Dataset entries
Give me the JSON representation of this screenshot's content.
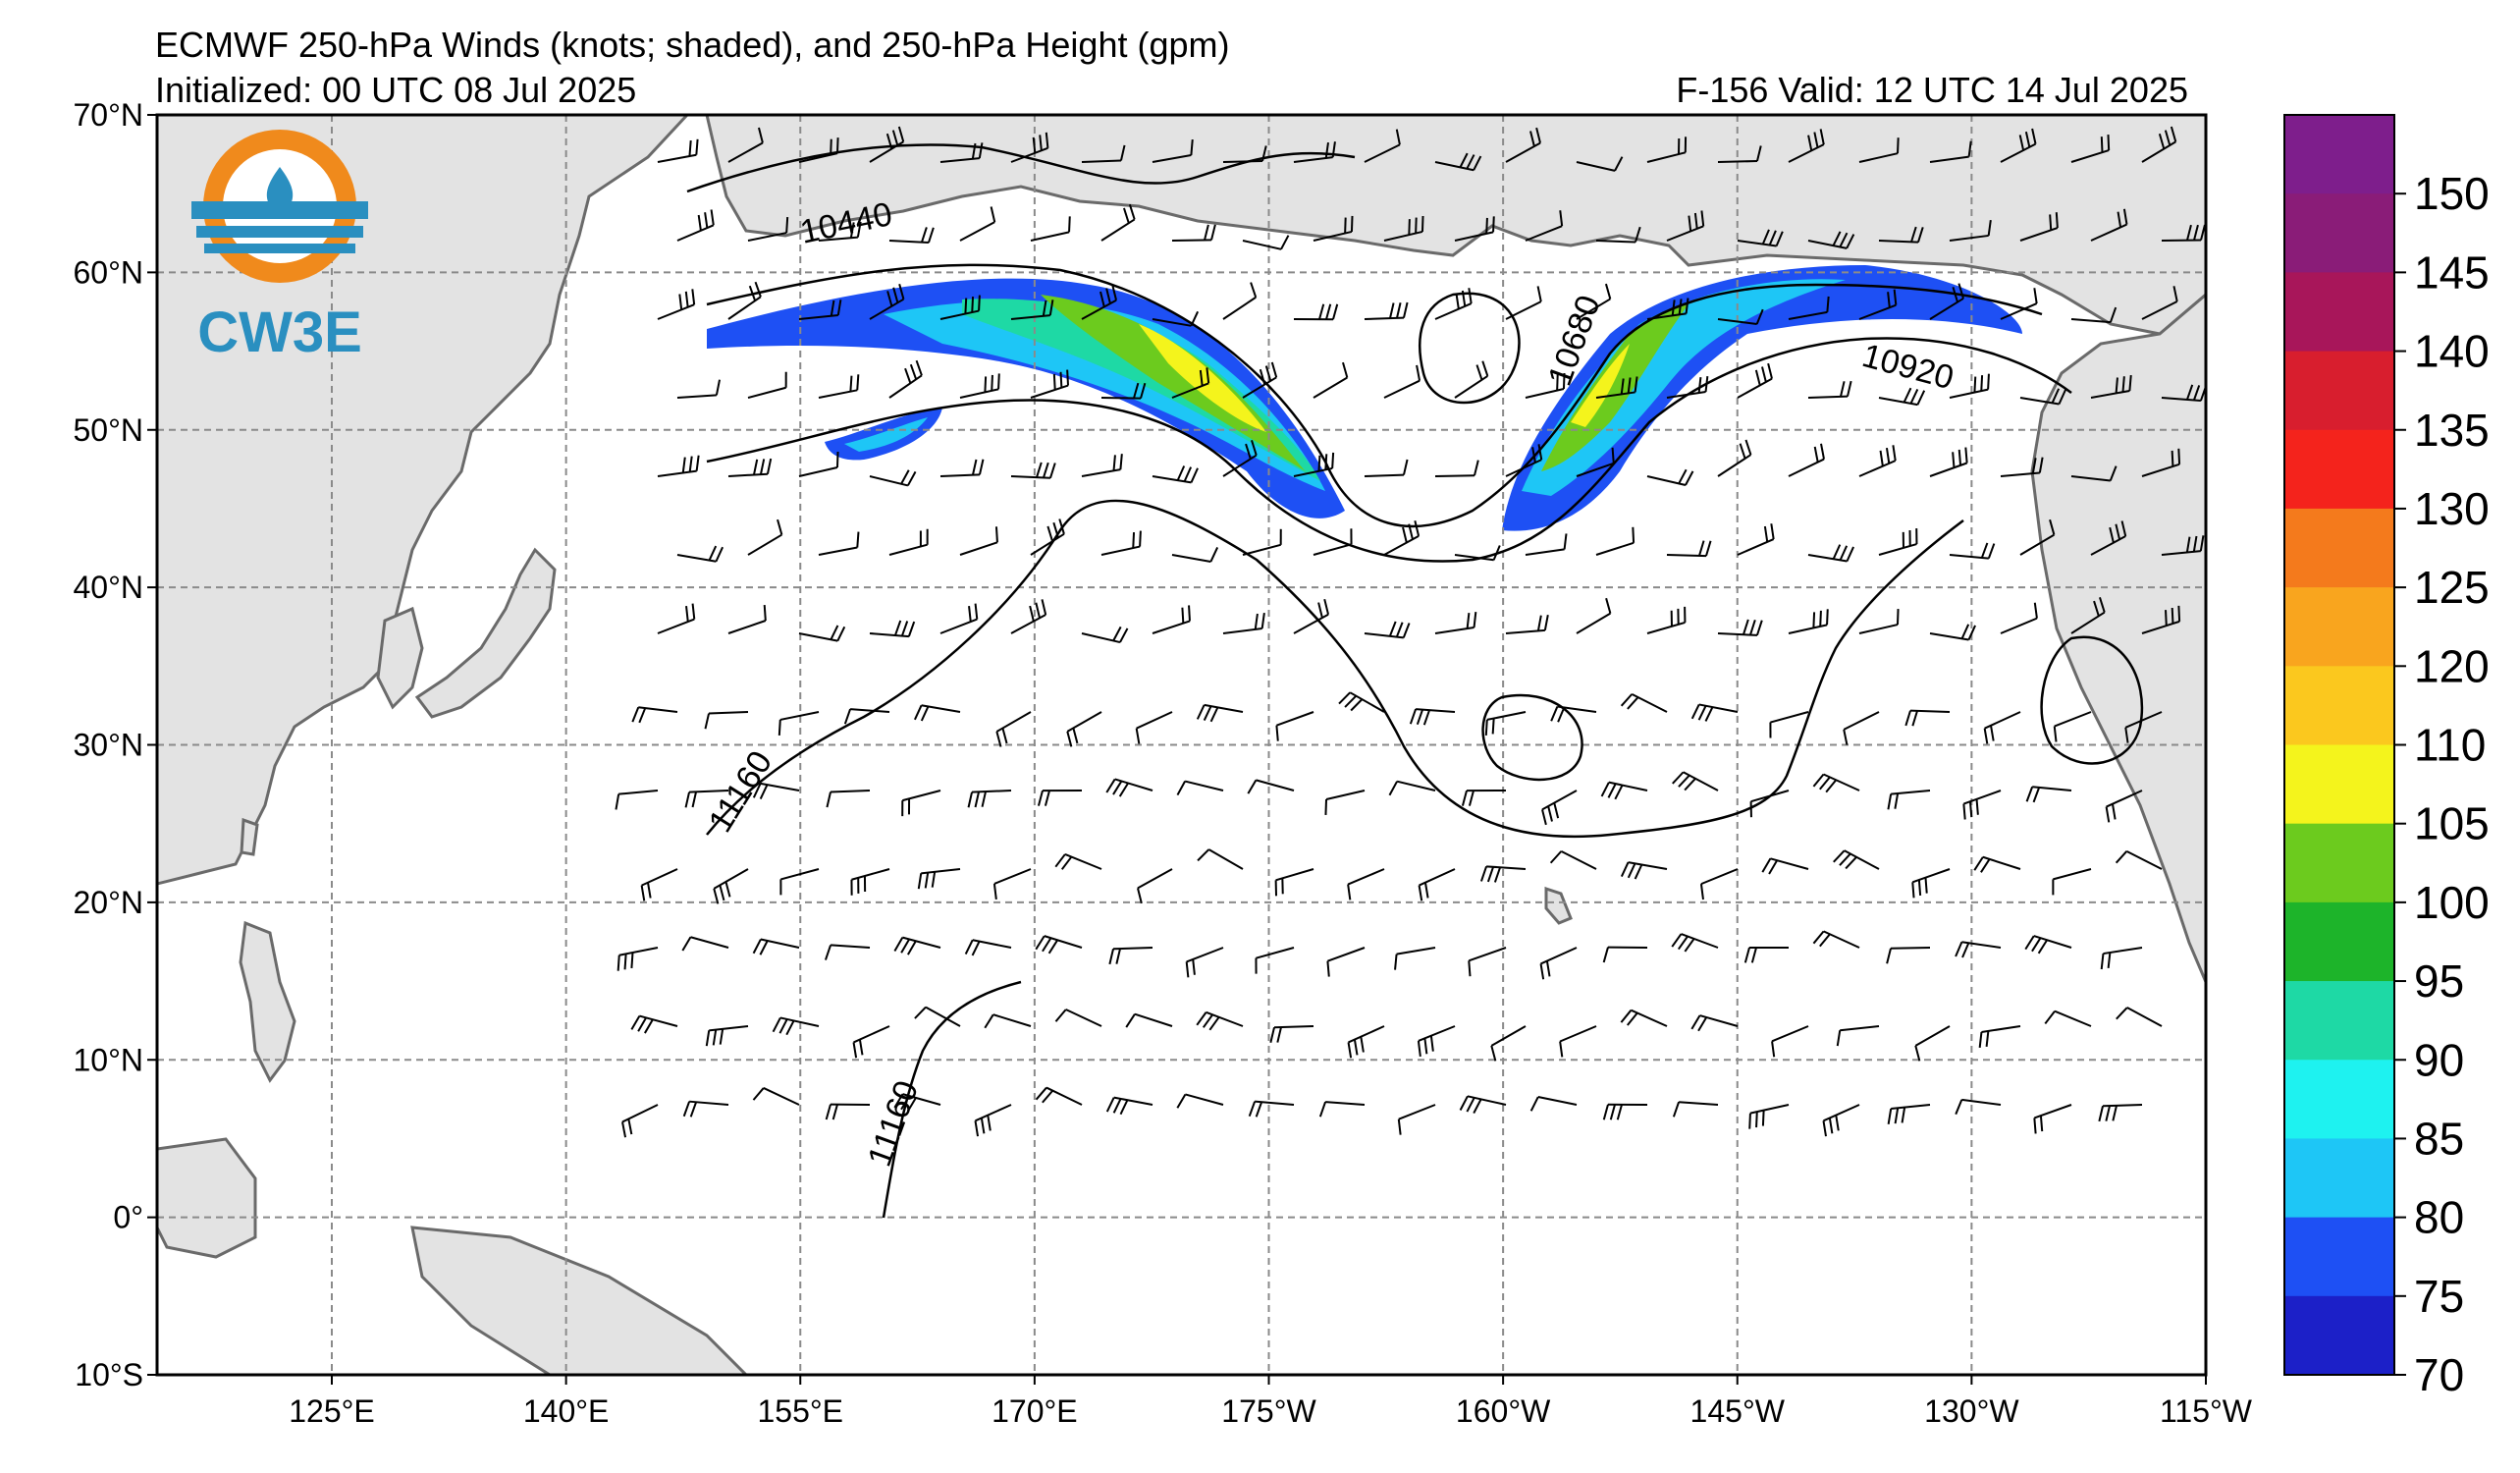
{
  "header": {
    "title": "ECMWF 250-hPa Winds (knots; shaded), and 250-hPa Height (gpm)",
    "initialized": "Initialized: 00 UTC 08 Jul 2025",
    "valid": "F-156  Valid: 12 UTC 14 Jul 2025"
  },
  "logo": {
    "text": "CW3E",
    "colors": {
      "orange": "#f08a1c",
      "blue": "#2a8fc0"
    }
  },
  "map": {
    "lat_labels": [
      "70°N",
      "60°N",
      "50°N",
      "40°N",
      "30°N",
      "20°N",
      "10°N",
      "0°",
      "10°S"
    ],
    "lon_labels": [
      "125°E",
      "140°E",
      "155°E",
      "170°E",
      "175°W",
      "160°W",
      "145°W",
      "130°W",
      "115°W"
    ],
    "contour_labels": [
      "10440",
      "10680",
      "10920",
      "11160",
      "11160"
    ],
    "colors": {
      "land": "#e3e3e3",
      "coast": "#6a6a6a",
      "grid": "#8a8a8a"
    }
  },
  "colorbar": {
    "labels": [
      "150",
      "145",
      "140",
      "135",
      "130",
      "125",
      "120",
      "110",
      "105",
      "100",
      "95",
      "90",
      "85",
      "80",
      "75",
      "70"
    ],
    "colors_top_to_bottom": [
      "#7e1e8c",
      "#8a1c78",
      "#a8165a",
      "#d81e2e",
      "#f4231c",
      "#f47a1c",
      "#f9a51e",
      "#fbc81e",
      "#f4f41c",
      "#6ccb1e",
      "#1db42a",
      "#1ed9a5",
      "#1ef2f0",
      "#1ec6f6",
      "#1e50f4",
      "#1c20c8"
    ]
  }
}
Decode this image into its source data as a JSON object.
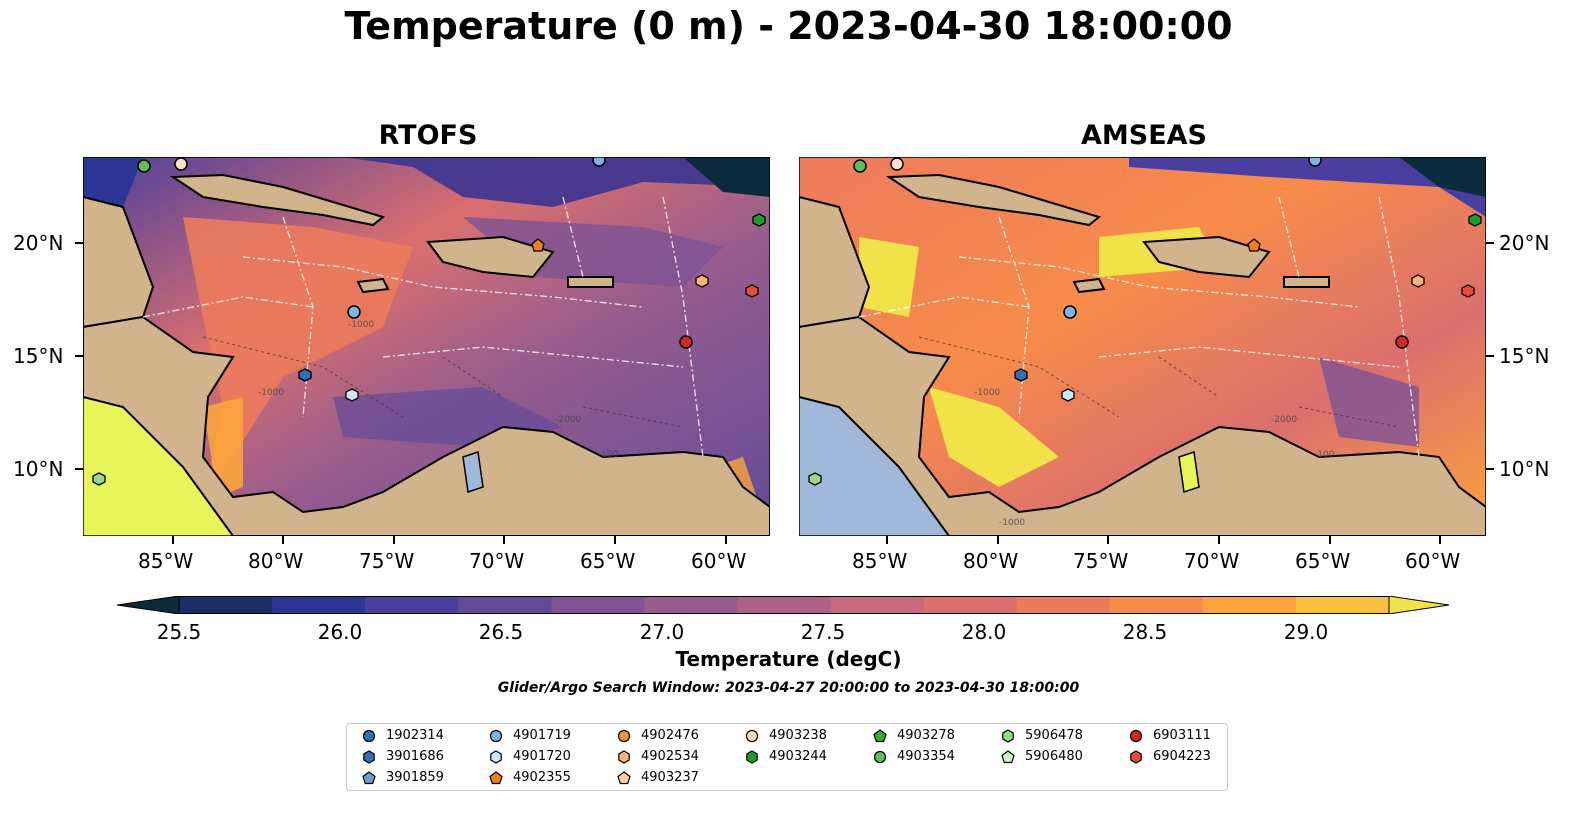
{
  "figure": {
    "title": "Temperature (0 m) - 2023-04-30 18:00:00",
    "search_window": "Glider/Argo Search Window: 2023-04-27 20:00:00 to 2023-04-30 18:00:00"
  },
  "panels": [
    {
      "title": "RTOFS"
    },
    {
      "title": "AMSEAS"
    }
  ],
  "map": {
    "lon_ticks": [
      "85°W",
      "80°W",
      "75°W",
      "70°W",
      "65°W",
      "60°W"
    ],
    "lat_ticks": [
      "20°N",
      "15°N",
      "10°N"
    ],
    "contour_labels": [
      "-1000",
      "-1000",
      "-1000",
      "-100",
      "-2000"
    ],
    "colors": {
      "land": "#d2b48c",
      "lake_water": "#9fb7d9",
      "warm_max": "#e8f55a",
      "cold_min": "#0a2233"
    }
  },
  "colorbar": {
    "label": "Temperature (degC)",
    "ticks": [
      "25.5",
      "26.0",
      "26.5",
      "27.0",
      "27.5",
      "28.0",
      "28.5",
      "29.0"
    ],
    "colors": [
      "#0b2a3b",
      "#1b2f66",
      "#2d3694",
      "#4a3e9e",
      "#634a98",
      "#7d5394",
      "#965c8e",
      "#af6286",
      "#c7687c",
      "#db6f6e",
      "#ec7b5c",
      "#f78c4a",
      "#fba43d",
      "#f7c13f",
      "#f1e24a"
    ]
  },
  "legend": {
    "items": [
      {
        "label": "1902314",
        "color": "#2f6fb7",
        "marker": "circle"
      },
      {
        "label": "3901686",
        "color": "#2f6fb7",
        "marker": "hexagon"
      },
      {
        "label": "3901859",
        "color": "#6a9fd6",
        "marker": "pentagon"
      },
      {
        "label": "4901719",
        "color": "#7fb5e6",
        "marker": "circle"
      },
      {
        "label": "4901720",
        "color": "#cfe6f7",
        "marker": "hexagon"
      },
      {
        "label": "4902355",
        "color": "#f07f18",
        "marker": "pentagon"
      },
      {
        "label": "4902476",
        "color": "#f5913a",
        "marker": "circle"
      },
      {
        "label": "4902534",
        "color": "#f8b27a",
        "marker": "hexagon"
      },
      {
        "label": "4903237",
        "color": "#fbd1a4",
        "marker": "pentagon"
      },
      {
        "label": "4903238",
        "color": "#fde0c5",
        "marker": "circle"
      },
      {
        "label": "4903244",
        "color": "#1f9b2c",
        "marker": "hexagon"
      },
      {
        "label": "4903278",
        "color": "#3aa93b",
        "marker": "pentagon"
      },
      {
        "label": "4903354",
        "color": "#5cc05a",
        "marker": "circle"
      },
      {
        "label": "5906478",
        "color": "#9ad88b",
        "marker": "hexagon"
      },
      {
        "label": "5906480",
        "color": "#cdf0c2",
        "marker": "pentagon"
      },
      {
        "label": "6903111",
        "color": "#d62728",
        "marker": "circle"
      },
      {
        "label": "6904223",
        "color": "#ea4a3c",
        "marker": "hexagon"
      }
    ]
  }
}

PROBLEM REQUIREMENTS -> Look through the data and show every line containing "JSON".

REPLY ->
Give me the JSON representation of this screenshot's content.
Decode this image into its source data as a JSON object.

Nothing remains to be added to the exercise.